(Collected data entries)
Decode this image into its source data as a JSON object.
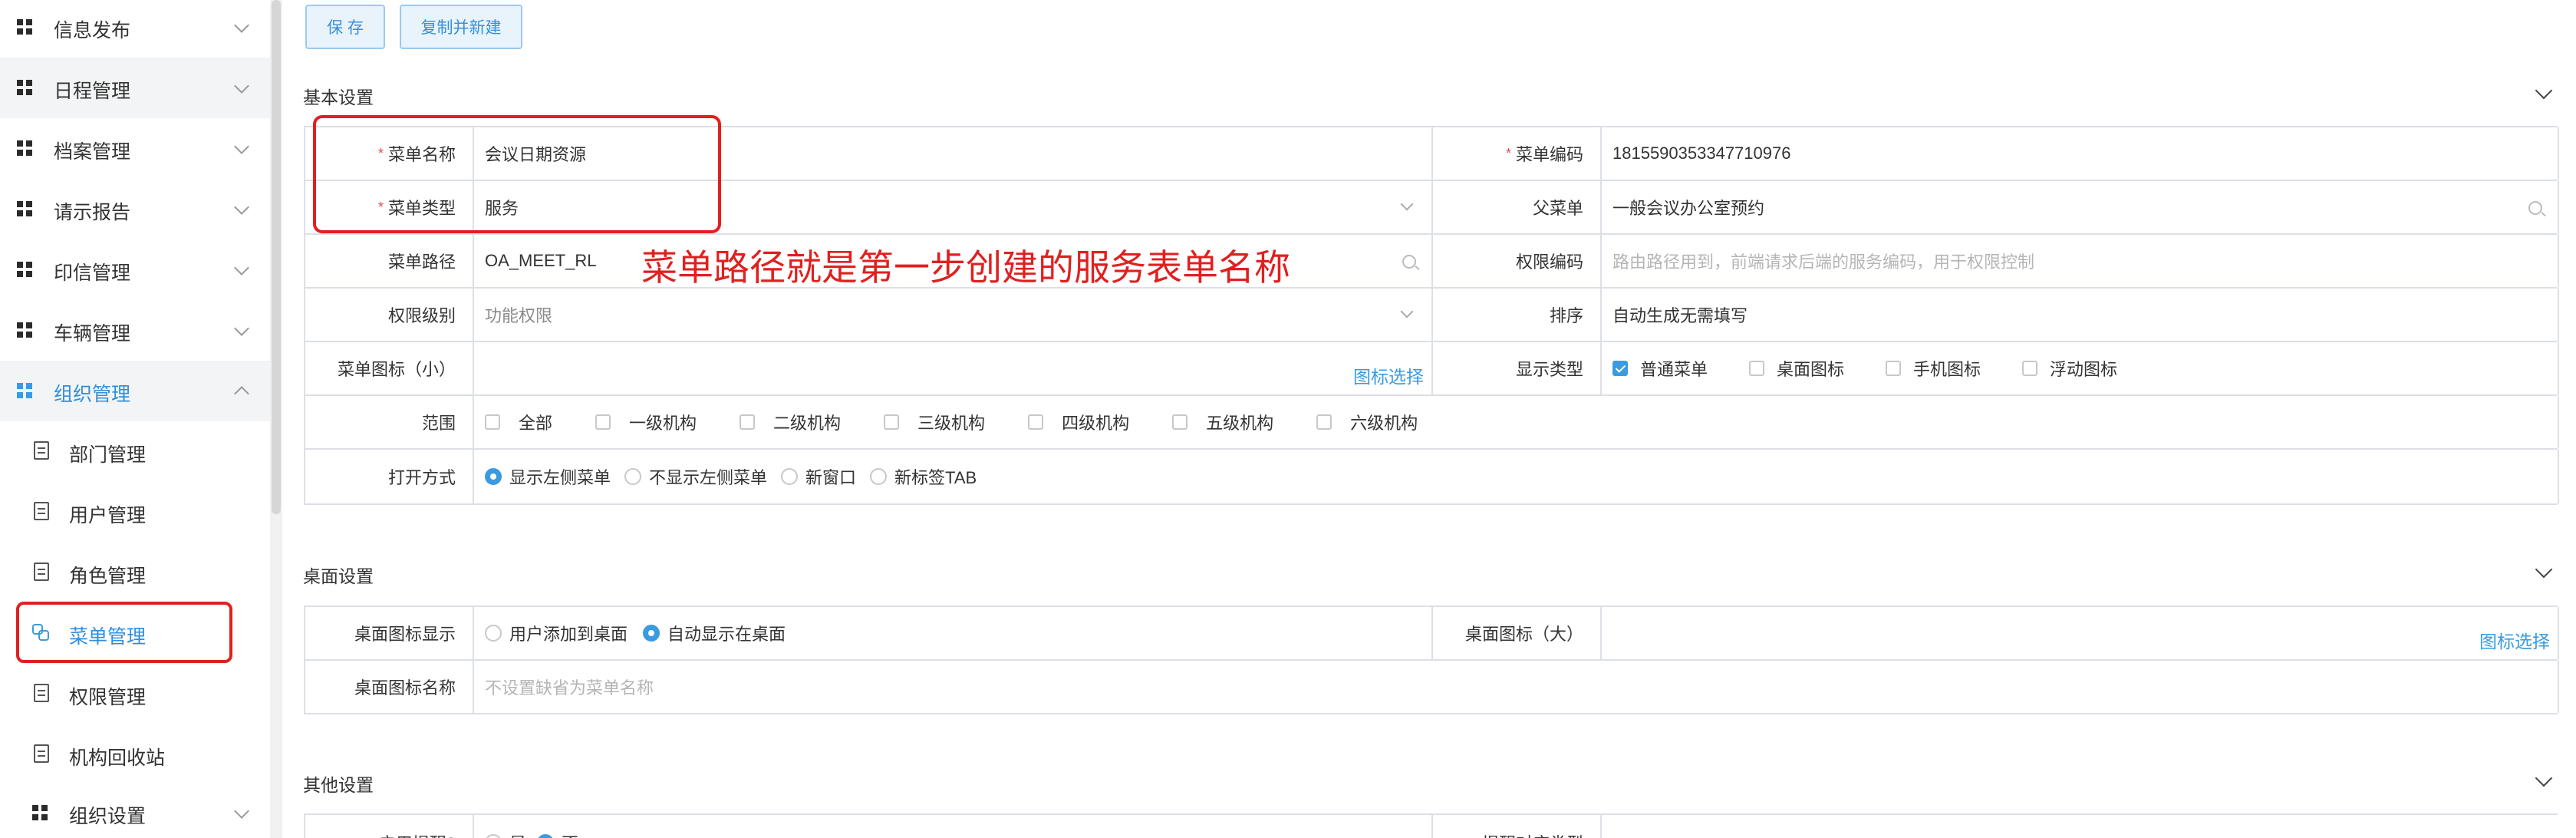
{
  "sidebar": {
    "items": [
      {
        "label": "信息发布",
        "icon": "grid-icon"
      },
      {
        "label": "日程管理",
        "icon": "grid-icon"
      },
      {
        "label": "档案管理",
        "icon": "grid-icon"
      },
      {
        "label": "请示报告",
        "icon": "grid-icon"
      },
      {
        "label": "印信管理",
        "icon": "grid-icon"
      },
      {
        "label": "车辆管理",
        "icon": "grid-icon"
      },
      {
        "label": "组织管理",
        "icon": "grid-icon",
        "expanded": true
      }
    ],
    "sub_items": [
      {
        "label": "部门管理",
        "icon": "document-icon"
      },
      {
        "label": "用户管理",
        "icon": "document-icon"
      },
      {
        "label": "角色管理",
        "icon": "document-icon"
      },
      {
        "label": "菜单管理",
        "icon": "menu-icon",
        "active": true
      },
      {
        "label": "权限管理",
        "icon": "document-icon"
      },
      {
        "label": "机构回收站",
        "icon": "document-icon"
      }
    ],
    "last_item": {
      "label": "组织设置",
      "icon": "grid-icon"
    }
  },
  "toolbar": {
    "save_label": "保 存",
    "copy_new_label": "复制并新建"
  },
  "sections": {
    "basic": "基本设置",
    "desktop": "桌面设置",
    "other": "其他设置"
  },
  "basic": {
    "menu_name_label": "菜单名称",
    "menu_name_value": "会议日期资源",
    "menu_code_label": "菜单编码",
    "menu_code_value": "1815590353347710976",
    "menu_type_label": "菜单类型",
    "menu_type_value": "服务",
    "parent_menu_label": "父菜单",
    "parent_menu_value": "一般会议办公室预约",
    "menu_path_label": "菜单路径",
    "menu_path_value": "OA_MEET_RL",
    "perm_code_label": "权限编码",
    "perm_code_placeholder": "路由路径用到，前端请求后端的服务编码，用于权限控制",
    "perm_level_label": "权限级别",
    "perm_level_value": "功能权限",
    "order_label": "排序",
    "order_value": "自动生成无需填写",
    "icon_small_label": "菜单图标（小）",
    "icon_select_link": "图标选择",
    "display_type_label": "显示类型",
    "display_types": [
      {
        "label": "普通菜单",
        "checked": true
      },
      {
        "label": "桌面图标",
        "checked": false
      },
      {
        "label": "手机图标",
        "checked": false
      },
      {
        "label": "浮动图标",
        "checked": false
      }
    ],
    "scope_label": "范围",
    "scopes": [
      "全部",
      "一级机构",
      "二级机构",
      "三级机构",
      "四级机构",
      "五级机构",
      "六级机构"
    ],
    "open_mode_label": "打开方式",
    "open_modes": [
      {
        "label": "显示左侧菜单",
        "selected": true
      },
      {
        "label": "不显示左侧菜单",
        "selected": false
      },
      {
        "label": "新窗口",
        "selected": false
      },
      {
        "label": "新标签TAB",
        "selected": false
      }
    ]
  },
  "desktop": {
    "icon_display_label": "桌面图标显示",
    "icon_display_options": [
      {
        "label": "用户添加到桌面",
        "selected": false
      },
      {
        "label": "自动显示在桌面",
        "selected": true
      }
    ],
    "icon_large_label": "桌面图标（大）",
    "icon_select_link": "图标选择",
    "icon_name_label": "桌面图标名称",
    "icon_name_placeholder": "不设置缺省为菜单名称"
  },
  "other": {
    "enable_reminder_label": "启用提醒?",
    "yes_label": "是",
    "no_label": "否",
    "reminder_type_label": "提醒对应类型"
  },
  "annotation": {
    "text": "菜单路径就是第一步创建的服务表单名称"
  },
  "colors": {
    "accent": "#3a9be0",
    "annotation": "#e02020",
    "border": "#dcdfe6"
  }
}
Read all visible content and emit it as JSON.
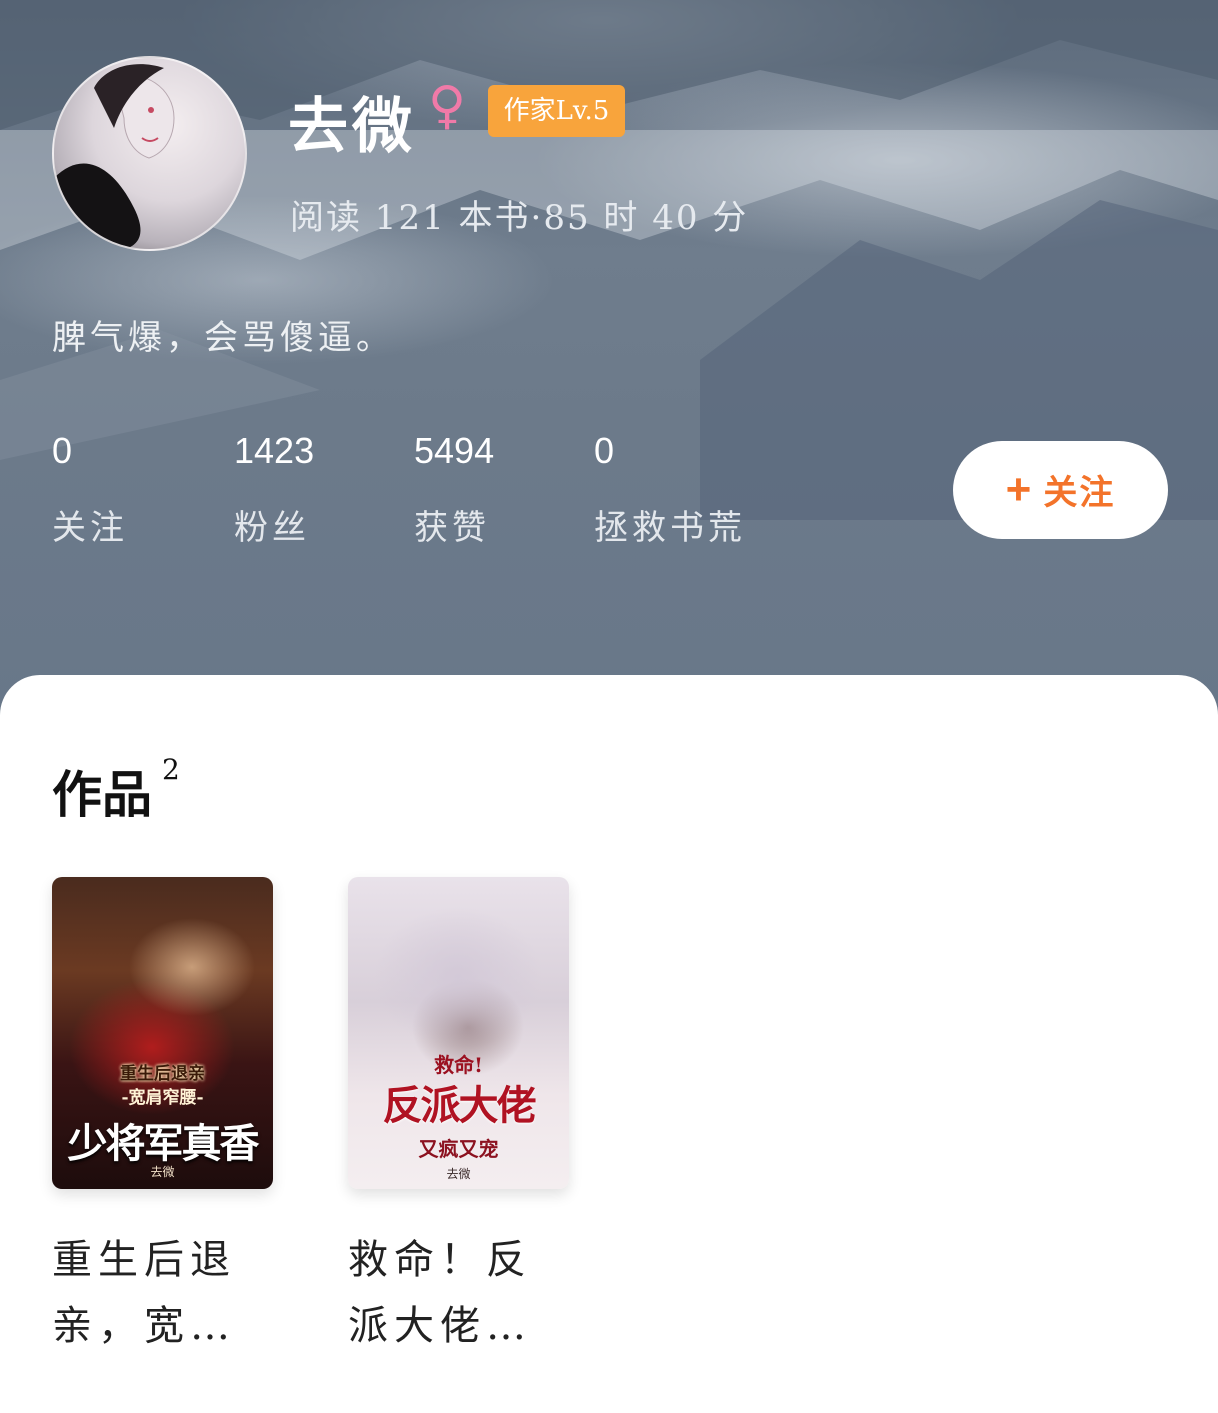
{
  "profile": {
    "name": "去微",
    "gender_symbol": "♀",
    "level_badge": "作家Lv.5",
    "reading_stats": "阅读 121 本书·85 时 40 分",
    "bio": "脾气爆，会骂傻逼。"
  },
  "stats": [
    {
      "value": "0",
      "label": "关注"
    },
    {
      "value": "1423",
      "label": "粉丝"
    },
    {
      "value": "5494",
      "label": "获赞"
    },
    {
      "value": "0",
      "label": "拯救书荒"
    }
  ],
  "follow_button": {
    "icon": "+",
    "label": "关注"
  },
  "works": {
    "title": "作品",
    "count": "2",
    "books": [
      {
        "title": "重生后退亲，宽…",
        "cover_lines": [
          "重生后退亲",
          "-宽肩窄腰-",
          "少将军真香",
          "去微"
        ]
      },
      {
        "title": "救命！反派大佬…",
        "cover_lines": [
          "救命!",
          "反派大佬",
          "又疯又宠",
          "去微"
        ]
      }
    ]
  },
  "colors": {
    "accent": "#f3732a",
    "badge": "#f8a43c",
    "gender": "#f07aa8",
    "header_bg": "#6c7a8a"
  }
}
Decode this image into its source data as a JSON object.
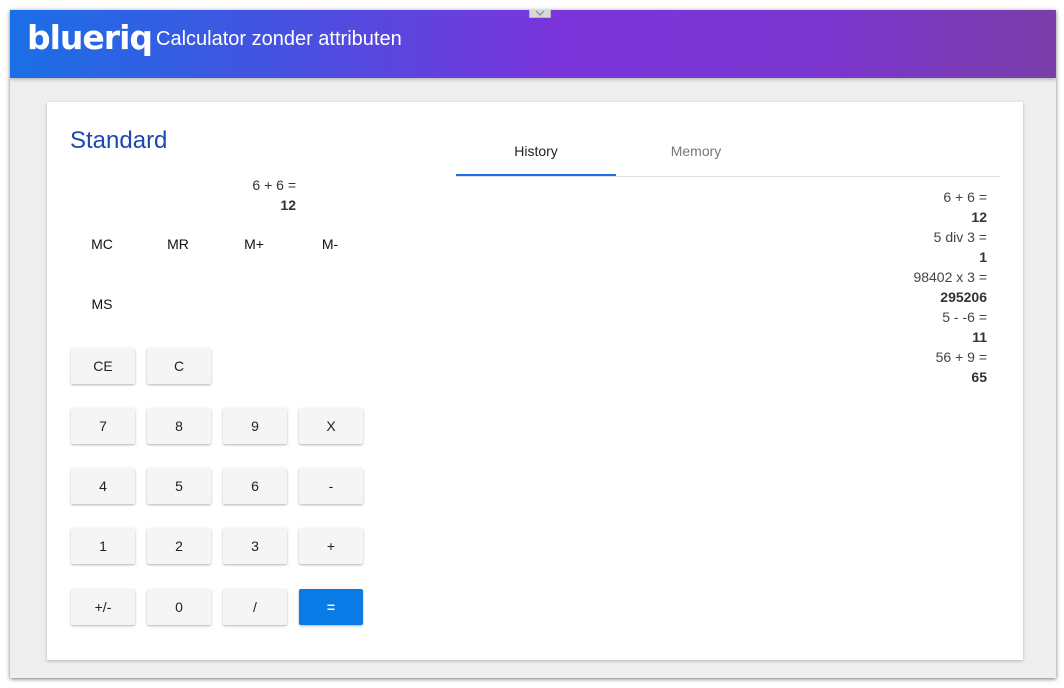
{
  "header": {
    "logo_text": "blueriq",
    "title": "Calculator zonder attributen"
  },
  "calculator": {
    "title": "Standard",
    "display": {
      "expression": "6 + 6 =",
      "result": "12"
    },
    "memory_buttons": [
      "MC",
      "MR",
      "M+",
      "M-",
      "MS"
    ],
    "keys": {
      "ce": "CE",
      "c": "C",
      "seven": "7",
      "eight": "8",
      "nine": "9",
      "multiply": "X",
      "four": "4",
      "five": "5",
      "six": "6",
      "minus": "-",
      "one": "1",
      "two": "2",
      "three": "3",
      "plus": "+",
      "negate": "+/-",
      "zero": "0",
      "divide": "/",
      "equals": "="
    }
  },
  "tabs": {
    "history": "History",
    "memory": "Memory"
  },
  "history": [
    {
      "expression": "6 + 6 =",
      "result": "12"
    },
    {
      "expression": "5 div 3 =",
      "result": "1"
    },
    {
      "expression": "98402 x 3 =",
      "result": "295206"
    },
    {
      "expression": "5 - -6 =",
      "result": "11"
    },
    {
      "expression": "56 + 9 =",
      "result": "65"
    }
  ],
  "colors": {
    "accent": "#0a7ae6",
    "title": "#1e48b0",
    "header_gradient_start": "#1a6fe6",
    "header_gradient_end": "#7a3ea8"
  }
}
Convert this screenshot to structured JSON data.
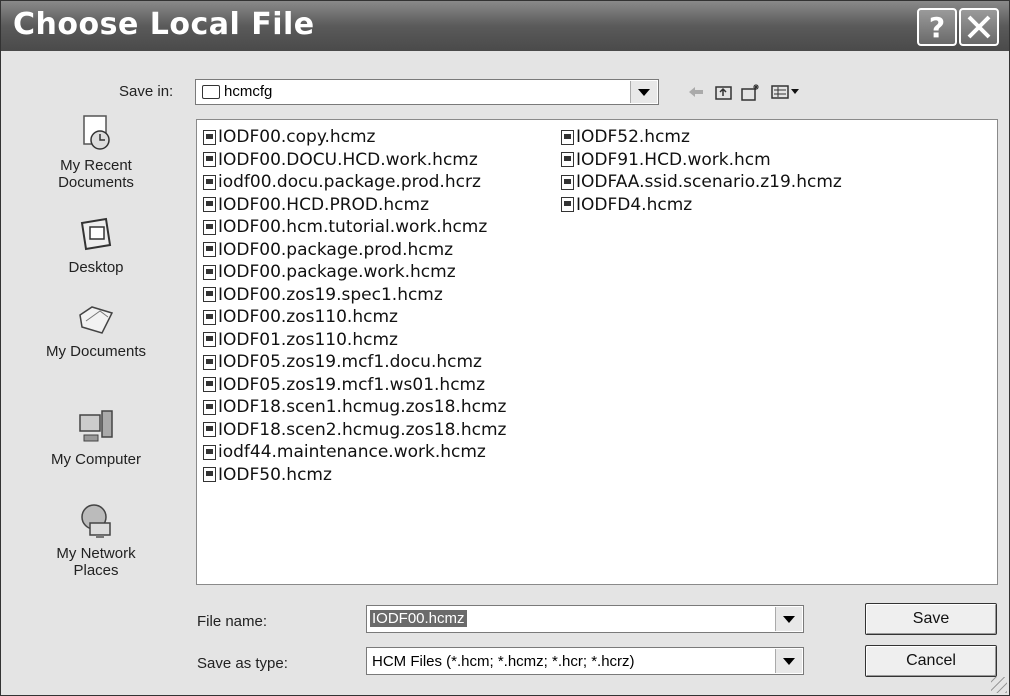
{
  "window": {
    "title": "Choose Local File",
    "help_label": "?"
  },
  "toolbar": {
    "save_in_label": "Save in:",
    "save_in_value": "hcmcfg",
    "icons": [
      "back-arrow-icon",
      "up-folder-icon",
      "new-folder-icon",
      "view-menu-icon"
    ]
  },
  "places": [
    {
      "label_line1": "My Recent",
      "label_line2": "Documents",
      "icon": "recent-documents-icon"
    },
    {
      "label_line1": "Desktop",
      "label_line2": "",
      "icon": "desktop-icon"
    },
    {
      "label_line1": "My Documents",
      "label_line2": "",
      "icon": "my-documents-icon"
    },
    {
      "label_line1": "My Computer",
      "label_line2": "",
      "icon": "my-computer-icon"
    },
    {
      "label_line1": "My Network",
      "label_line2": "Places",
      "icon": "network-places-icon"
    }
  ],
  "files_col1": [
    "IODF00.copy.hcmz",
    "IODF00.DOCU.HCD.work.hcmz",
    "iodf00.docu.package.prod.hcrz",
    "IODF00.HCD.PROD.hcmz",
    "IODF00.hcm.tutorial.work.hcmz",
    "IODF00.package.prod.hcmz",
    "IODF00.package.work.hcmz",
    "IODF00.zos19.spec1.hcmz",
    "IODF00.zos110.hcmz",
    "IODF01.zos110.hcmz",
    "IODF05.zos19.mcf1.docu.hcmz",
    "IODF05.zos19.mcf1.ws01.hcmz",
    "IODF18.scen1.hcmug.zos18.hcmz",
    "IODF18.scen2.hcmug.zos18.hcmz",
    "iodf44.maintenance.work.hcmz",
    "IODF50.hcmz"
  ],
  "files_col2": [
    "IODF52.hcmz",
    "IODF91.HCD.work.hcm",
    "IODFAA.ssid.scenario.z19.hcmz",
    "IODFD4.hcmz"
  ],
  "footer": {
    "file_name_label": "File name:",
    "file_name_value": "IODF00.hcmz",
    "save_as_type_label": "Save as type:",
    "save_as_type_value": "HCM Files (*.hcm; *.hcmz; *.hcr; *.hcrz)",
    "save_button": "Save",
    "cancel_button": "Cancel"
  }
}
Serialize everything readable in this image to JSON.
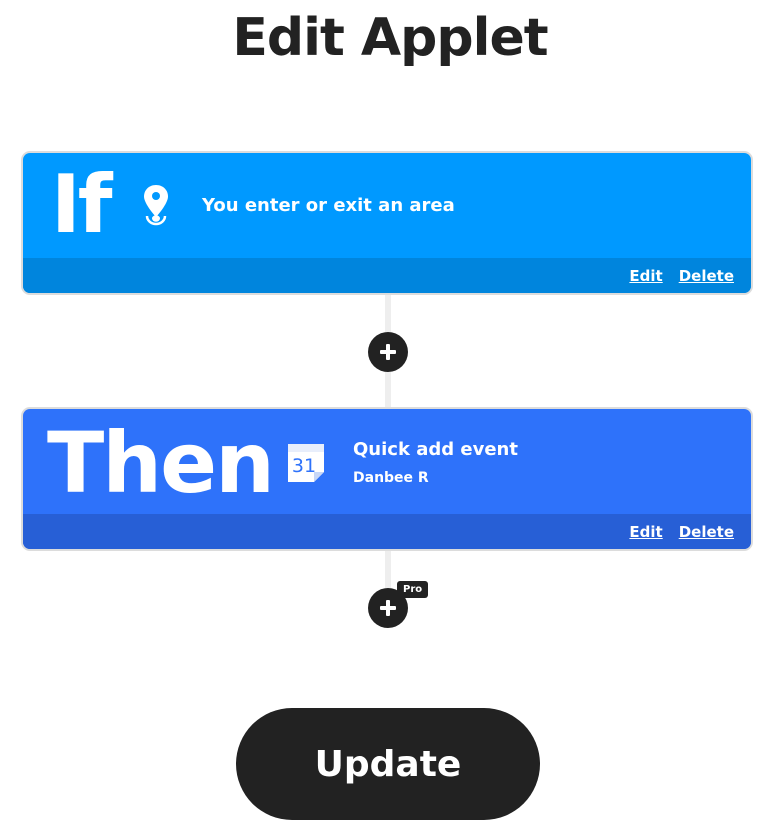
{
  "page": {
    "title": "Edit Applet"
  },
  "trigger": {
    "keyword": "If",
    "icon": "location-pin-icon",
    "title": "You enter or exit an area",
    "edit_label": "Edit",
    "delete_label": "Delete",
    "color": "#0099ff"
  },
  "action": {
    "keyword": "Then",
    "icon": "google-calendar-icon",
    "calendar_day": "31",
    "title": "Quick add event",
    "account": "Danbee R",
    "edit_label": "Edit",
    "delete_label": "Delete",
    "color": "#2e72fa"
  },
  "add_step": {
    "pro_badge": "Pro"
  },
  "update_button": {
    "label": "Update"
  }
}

• [YOUR INSTRUCTIONS]
Using the listing above, copy exactly the lines from the one that contains "Serialize everything readable" through its last line, both included, but not the pictures.

• [EXPECTED ANSWER]
Serialize everything readable in this image to JSON.
{
  "page": {
    "title": "Edit Applet"
  },
  "trigger": {
    "keyword": "If",
    "icon": "location-pin-icon",
    "title": "You enter or exit an area",
    "edit_label": "Edit",
    "delete_label": "Delete",
    "color": "#0099ff"
  },
  "action": {
    "keyword": "Then",
    "icon": "google-calendar-icon",
    "calendar_day": "31",
    "title": "Quick add event",
    "account": "Danbee R",
    "edit_label": "Edit",
    "delete_label": "Delete",
    "color": "#2e72fa"
  },
  "add_step": {
    "pro_badge": "Pro"
  },
  "update_button": {
    "label": "Update"
  }
}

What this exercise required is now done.